● **Problem to solve**: Read through the entries below and return each line with the word "Input".

● **Listed records**:
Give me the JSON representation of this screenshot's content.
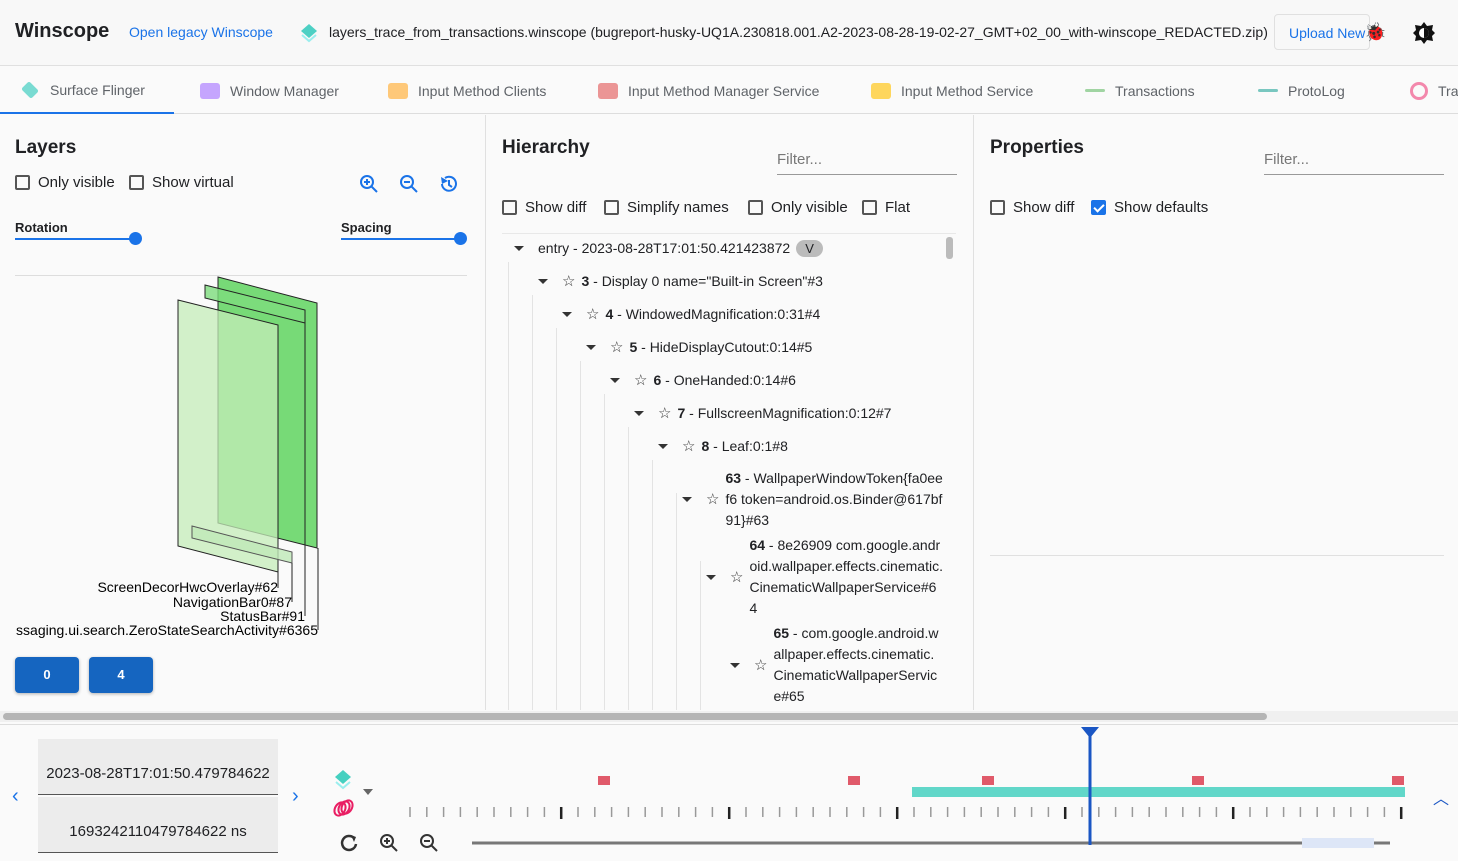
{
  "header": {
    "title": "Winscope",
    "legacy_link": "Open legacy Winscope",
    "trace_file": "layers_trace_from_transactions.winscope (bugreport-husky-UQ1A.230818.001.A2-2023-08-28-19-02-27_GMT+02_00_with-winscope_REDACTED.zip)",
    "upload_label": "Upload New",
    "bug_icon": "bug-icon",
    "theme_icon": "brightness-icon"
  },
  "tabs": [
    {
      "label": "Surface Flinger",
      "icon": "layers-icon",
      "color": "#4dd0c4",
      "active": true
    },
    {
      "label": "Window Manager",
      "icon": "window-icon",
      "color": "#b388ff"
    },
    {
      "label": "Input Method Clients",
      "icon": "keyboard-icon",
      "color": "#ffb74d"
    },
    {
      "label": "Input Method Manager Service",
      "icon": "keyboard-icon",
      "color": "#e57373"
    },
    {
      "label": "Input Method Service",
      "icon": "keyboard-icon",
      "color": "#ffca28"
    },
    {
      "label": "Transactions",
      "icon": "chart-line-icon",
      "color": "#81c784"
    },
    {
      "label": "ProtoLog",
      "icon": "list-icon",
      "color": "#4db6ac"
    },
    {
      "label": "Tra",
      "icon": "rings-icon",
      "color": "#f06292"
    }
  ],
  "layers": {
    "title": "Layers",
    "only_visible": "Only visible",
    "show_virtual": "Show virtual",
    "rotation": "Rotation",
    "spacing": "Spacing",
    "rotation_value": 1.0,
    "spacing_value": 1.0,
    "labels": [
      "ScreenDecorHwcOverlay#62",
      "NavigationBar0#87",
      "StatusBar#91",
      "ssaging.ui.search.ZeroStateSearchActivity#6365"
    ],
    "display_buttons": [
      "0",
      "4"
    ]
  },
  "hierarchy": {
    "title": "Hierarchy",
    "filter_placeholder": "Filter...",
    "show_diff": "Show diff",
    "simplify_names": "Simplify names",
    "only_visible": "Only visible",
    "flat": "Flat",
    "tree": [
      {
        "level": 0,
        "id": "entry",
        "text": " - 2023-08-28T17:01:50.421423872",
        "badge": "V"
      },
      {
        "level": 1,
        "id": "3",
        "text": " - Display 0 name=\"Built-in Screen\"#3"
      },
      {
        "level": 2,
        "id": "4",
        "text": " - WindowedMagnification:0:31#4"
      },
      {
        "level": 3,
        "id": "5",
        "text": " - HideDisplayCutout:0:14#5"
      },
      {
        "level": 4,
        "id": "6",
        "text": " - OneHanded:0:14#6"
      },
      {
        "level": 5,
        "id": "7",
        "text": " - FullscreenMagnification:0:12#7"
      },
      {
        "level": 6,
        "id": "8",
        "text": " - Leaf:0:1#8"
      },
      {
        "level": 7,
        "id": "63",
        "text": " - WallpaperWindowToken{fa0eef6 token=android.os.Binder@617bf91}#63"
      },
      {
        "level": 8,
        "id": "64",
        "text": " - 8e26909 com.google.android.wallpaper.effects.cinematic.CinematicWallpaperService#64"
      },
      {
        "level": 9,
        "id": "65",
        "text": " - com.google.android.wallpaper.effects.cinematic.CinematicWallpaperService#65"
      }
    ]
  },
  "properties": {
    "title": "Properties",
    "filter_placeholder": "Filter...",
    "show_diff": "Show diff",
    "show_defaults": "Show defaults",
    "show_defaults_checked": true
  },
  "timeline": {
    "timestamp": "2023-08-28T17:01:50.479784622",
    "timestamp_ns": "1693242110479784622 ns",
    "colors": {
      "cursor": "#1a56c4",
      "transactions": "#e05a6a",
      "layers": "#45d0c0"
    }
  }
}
==
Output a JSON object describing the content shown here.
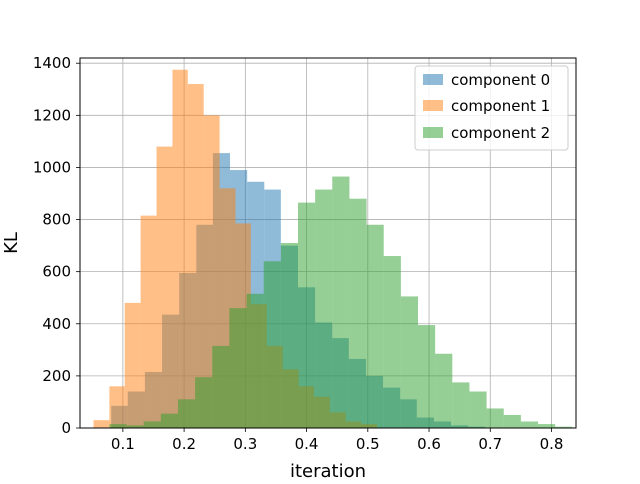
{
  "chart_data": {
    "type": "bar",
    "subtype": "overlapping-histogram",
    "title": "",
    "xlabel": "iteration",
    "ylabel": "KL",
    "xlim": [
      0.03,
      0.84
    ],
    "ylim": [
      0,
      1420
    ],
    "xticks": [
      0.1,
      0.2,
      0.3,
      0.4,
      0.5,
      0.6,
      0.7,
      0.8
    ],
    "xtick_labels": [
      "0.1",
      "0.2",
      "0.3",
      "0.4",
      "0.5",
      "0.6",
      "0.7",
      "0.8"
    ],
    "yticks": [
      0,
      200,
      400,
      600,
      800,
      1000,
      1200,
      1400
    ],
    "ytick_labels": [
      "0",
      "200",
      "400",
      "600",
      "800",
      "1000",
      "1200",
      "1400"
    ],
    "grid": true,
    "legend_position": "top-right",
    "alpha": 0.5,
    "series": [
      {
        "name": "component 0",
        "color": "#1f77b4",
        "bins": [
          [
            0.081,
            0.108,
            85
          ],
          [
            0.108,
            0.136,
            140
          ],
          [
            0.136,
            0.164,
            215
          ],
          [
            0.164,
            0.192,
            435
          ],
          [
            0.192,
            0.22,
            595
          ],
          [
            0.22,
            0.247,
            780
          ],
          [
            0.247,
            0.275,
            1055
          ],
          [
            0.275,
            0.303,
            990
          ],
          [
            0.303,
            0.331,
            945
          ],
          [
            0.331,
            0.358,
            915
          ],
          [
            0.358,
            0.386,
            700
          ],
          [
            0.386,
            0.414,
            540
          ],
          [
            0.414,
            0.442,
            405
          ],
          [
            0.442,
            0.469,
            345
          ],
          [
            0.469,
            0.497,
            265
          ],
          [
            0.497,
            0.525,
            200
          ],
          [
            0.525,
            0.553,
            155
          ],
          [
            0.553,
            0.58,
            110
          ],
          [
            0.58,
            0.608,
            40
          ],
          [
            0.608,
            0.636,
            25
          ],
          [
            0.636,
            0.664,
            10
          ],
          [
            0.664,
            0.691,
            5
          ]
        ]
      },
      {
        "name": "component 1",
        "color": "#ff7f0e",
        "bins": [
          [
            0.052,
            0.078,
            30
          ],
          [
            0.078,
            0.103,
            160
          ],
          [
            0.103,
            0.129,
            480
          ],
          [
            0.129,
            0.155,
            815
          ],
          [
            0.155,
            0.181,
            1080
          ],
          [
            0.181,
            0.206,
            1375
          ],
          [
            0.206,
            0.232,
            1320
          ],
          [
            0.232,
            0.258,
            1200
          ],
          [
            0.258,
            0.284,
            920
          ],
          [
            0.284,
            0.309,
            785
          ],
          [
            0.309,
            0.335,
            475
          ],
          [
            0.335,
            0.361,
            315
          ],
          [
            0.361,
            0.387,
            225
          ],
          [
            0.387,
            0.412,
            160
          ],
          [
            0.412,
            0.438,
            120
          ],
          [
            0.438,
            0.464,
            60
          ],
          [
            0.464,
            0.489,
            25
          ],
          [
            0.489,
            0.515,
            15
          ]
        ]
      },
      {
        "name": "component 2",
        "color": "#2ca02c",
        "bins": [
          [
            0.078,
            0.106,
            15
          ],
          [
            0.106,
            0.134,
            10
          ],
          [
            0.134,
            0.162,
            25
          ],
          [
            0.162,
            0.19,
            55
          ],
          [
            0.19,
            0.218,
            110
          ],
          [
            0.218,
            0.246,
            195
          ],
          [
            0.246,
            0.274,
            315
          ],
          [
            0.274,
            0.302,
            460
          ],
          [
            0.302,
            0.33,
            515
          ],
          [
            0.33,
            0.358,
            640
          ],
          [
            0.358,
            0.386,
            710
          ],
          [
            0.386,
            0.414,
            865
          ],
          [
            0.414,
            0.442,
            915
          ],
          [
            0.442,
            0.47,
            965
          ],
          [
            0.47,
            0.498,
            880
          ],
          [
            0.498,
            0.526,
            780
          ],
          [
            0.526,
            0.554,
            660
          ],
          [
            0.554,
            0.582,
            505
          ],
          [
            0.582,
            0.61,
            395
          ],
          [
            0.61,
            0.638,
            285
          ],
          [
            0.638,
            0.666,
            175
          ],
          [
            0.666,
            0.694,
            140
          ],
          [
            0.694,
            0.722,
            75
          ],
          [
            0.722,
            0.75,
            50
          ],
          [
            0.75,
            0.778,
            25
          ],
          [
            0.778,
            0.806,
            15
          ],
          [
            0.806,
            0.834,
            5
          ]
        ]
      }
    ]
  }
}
...
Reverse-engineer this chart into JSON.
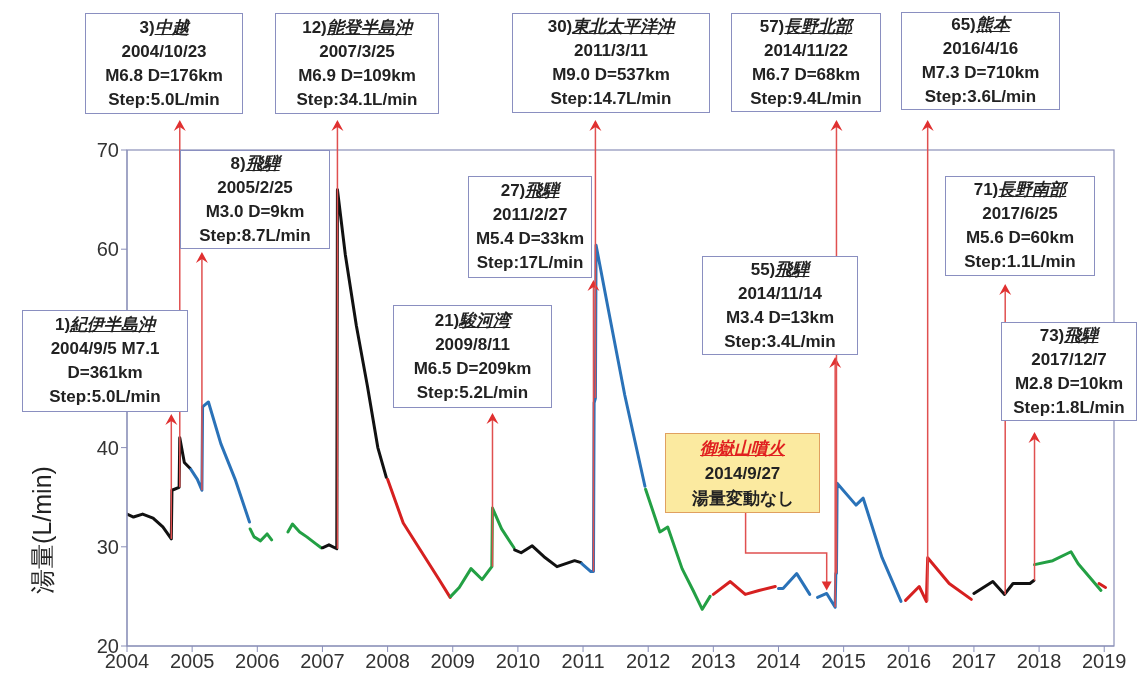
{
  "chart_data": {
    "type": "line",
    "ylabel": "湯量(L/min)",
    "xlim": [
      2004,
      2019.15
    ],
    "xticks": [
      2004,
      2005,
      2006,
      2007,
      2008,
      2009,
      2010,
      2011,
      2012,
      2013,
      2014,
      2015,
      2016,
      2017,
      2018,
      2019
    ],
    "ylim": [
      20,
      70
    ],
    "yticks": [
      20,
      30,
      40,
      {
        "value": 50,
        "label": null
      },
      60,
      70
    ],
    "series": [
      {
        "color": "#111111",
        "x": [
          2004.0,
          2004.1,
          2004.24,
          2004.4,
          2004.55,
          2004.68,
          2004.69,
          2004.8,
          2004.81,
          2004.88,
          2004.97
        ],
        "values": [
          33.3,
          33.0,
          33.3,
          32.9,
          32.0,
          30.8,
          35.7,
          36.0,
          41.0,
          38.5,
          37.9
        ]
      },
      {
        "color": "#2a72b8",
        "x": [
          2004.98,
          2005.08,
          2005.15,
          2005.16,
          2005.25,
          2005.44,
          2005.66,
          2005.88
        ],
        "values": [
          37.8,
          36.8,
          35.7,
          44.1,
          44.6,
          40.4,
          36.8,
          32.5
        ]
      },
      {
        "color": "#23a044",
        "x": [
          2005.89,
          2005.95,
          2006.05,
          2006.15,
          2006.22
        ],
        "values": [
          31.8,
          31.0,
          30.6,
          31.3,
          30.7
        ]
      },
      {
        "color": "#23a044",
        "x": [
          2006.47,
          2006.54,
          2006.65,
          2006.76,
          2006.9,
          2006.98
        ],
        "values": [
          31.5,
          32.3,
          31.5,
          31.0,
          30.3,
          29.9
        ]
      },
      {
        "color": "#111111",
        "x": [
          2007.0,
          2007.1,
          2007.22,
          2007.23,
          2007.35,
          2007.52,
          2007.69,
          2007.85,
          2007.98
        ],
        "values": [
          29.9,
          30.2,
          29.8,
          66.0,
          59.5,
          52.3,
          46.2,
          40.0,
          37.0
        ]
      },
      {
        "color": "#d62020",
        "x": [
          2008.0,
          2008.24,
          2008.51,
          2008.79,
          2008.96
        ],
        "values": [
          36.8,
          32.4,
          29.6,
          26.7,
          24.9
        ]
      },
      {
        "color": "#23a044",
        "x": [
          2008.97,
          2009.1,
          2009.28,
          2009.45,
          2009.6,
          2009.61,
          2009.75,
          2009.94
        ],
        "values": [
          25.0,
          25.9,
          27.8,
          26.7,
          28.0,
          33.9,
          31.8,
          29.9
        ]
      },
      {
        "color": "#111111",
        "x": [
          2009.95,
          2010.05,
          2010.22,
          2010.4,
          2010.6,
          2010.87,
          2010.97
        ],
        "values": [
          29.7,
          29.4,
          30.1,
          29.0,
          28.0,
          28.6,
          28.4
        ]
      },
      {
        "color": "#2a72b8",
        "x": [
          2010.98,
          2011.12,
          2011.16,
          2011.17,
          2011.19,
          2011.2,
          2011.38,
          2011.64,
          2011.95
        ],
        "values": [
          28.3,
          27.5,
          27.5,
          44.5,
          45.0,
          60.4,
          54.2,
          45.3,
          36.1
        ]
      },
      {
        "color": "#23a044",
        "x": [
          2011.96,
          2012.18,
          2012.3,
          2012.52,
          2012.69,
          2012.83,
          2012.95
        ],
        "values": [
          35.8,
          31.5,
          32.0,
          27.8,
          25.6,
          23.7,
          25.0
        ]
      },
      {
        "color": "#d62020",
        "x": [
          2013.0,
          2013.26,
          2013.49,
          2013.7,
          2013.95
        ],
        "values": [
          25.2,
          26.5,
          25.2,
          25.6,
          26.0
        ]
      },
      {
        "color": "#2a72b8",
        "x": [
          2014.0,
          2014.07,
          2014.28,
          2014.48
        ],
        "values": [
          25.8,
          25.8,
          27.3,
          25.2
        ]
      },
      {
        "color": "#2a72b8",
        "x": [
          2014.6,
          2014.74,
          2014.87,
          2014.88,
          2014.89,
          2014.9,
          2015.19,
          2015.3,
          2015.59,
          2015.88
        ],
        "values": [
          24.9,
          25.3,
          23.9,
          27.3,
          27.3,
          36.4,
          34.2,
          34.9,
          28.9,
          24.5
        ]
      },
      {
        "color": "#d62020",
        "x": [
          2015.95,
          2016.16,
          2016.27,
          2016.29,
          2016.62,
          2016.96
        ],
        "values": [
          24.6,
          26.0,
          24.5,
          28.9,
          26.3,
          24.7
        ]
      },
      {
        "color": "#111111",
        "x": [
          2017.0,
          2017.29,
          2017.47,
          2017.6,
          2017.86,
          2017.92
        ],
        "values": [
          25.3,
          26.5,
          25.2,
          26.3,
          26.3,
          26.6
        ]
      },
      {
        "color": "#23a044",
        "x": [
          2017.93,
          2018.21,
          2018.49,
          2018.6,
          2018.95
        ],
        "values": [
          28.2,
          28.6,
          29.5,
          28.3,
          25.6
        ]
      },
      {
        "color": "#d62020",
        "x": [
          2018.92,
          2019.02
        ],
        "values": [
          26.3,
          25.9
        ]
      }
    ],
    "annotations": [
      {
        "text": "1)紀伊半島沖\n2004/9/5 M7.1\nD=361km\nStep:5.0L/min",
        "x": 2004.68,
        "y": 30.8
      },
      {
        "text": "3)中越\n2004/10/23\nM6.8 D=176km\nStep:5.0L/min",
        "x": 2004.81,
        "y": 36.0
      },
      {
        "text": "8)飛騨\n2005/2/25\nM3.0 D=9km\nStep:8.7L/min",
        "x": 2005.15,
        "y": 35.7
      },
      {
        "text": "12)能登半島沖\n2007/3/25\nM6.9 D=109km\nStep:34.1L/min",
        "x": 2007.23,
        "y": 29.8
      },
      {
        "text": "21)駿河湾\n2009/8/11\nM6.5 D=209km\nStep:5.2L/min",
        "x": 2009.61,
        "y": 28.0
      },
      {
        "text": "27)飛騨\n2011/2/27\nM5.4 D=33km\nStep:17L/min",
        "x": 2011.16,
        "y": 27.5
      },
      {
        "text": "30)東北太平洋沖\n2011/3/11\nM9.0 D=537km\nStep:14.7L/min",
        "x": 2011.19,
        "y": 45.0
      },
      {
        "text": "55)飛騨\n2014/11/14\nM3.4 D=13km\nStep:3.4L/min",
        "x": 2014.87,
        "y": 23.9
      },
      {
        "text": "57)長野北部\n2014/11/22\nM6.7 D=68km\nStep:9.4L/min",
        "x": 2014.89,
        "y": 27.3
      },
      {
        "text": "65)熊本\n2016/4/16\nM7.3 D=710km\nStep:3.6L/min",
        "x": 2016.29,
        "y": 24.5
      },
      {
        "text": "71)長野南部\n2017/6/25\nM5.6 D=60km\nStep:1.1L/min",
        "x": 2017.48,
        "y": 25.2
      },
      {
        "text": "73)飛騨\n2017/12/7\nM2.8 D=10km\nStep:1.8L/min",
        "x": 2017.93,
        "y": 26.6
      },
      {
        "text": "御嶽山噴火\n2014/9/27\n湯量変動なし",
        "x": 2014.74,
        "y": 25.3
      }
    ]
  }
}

● **Task answer**:
      "label": "Input Method Clients",
      "label": "Input Method Manager Service",
      "label": "Input Method Service",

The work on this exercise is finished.